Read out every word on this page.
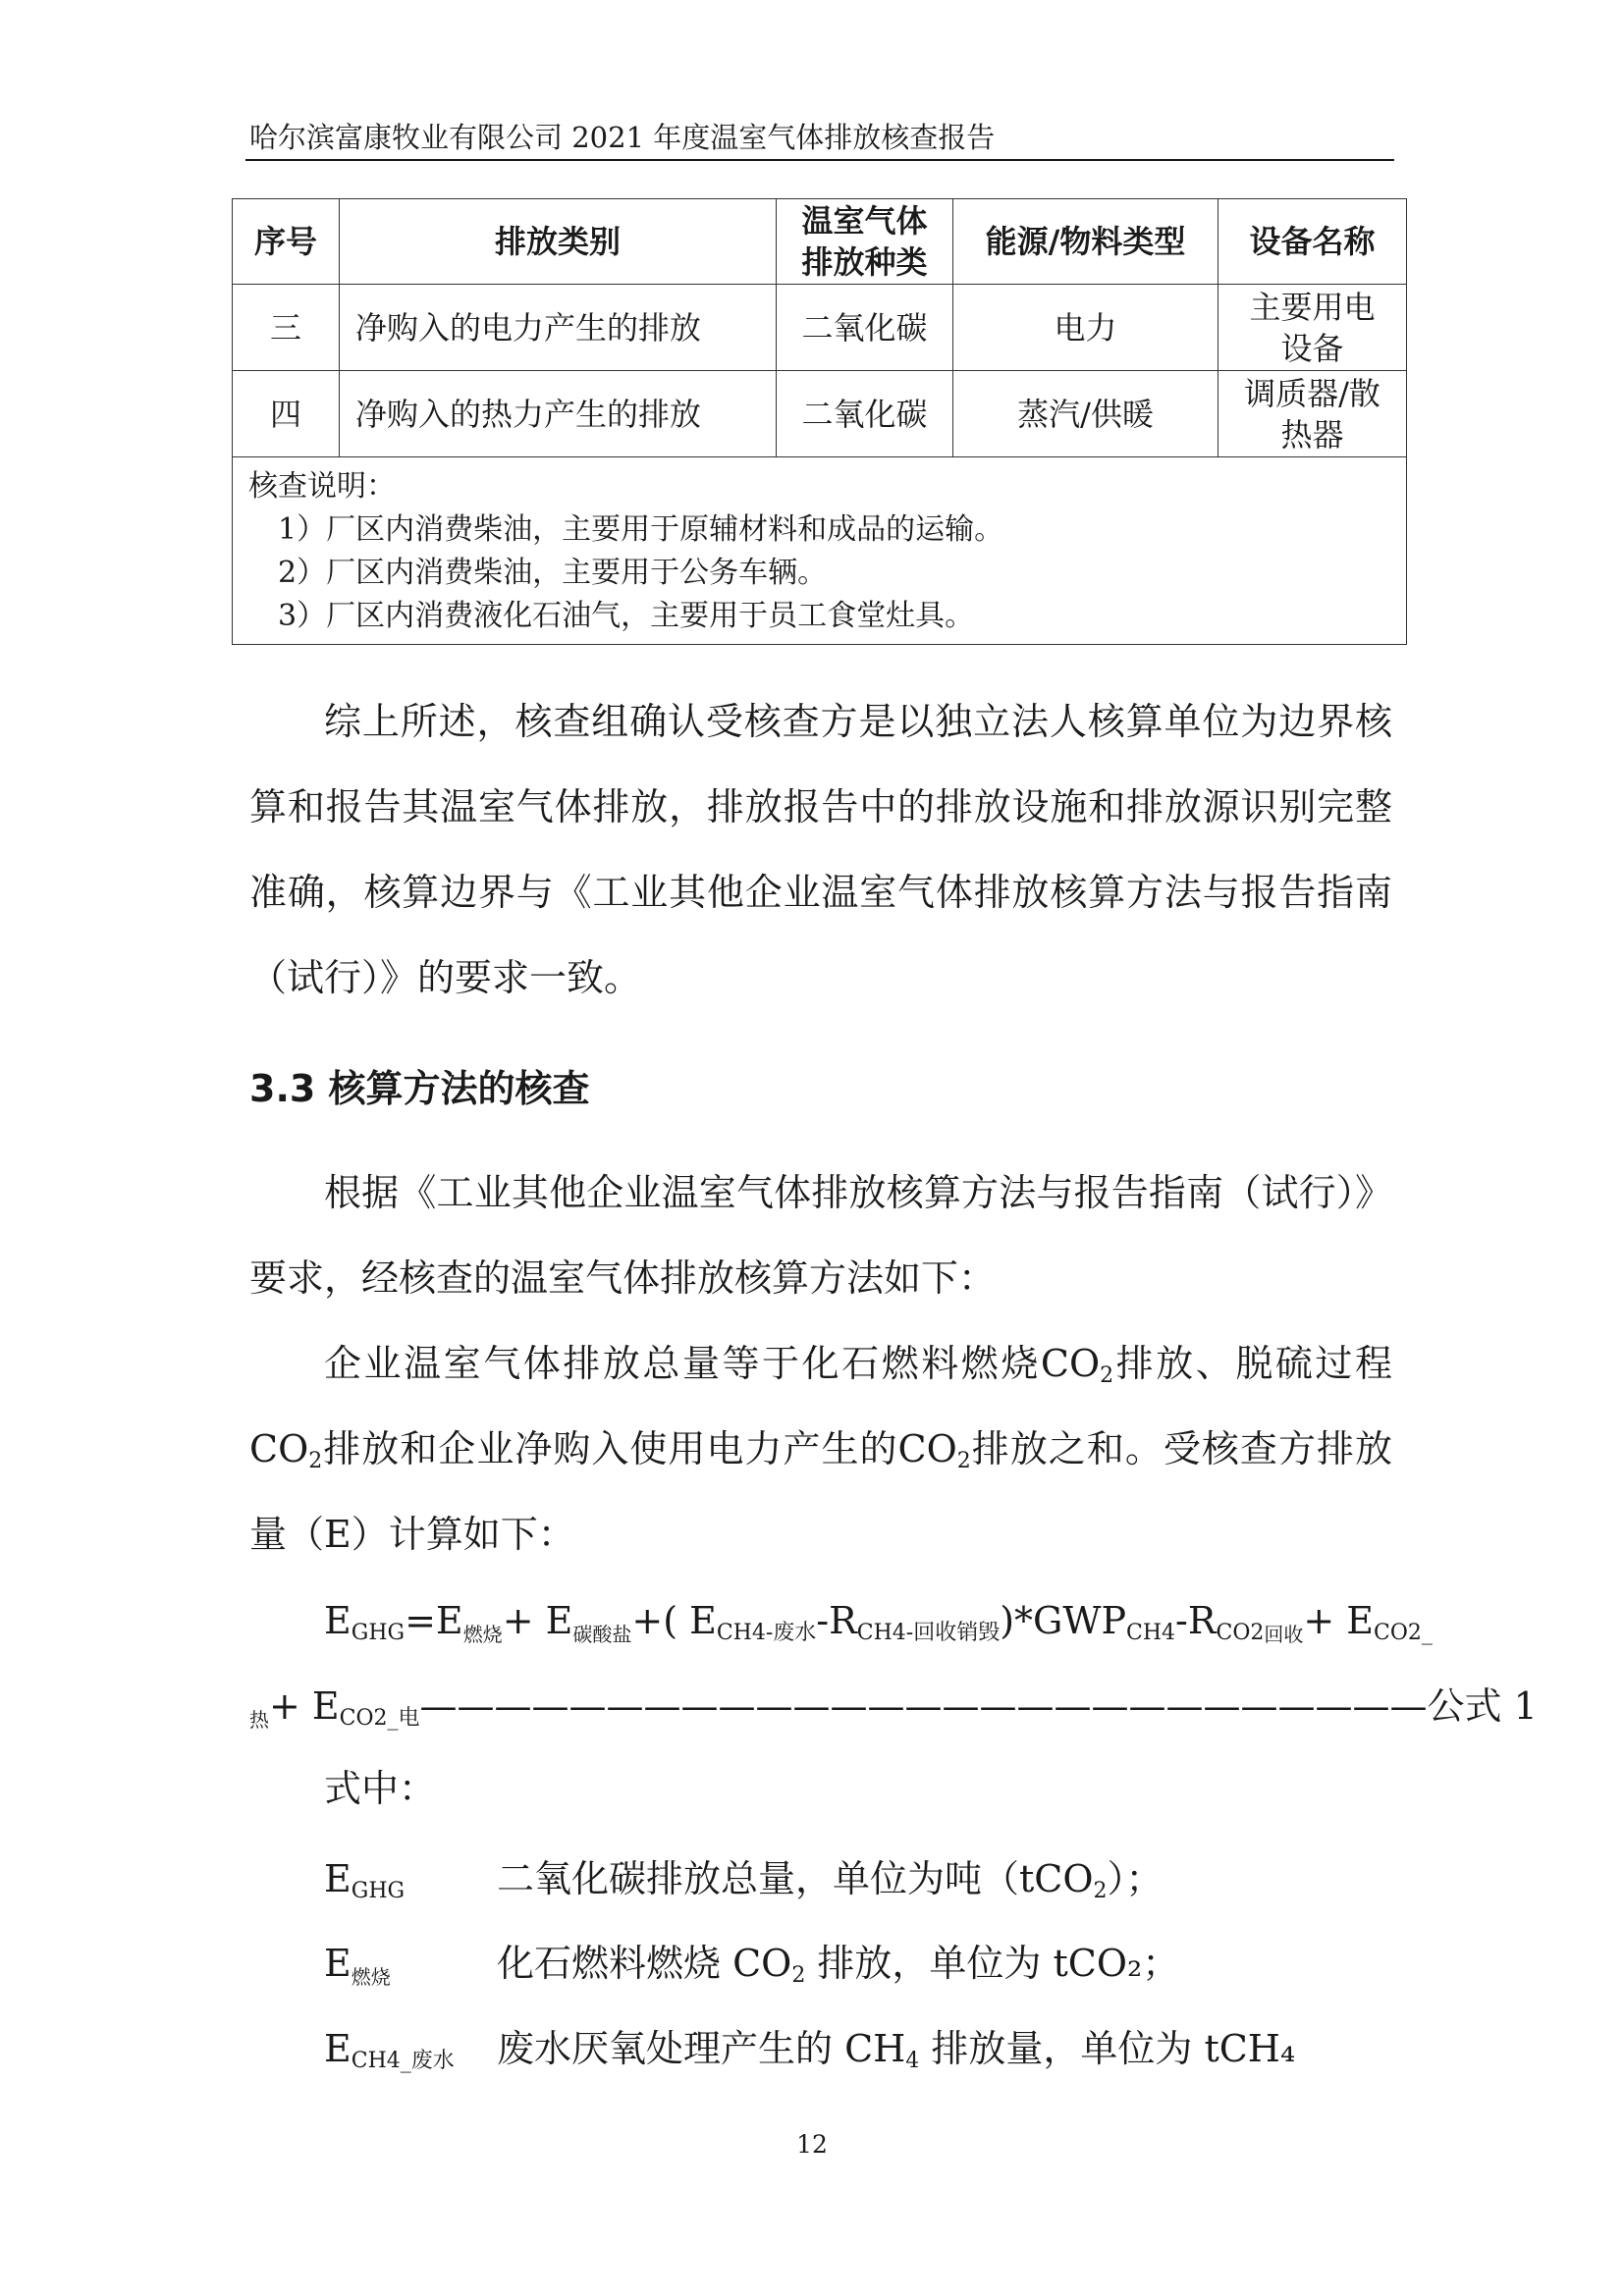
哈尔滨富康牧业有限公司 2021 年度温室气体排放核查报告
序号	排放类别	温室气体排放种类	能源/物料类型	设备名称
三	净购入的电力产生的排放	二氧化碳	电力	主要用电设备
四	净购入的热力产生的排放	二氧化碳	蒸汽/供暖	调质器/散热器

核查说明：
1）厂区内消费柴油，主要用于原辅材料和成品的运输。
2）厂区内消费柴油，主要用于公务车辆。
3）厂区内消费液化石油气，主要用于员工食堂灶具。				
综上所述，核查组确认受核查方是以独立法人核算单位为边界核算和报告其温室气体排放，排放报告中的排放设施和排放源识别完整准确，核算边界与《工业其他企业温室气体排放核算方法与报告指南（试行）》的要求一致。
3.3 核算方法的核查
根据《工业其他企业温室气体排放核算方法与报告指南（试行）》要求，经核查的温室气体排放核算方法如下：
企业温室气体排放总量等于化石燃料燃烧$CO_2$排放、脱硫过程$CO_2$排放和企业净购入使用电力产生的$CO_2$排放之和。受核查方排放量（E）计算如下：
$E_{GHG}=E_{燃烧}+ E_{碳酸盐}+$( $E_{CH4-废水}-R_{CH4-回收销毁})*GWP_{CH4}-R_{CO2回收}+ E_{CO2\_}$
$_热+ E_{CO2\_电}———————————————————————————$公式 1
式中：
$E_{GHG}$ 二氧化碳排放总量，单位为吨（tCO$_2$）；
$E_{燃烧}$	化石燃料燃烧 $CO_2$ 排放，单位为 tCO₂；
$E_{CH4\_废水}$ 废水厌氧处理产生的 $CH_4$ 排放量，单位为 tCH₄
12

——

> WORK TO COMPLETE:
Copy every record character for character. Skip the pictures.

> RESPONSE:
Read out every word on this page.
哈尔滨富康牧业有限公司 2021 年度温室气体排放核查报告
序号	排放类别	温室气体排放种类	能源/物料类型	设备名称
三	净购入的电力产生的排放	二氧化碳	电力	主要用电设备
四	净购入的热力产生的排放	二氧化碳	蒸汽/供暖	调质器/散热器

核查说明：
1）厂区内消费柴油，主要用于原辅材料和成品的运输。
2）厂区内消费柴油，主要用于公务车辆。
3）厂区内消费液化石油气，主要用于员工食堂灶具。				
综上所述，核查组确认受核查方是以独立法人核算单位为边界核算和报告其温室气体排放，排放报告中的排放设施和排放源识别完整准确，核算边界与《工业其他企业温室气体排放核算方法与报告指南（试行）》的要求一致。
3.3 核算方法的核查
根据《工业其他企业温室气体排放核算方法与报告指南（试行）》要求，经核查的温室气体排放核算方法如下：
企业温室气体排放总量等于化石燃料燃烧$CO_2$排放、脱硫过程$CO_2$排放和企业净购入使用电力产生的$CO_2$排放之和。受核查方排放量（E）计算如下：
$E_{GHG}=E_{燃烧}+ E_{碳酸盐}+$( $E_{CH4-废水}-R_{CH4-回收销毁})*GWP_{CH4}-R_{CO2回收}+ E_{CO2\_}$
$_热+ E_{CO2\_电}———————————————————————————$公式 1
式中：
$E_{GHG}$ 二氧化碳排放总量，单位为吨（tCO$_2$）；
$E_{燃烧}$	化石燃料燃烧 $CO_2$ 排放，单位为 tCO₂；
$E_{CH4\_废水}$ 废水厌氧处理产生的 $CH_4$ 排放量，单位为 tCH₄
12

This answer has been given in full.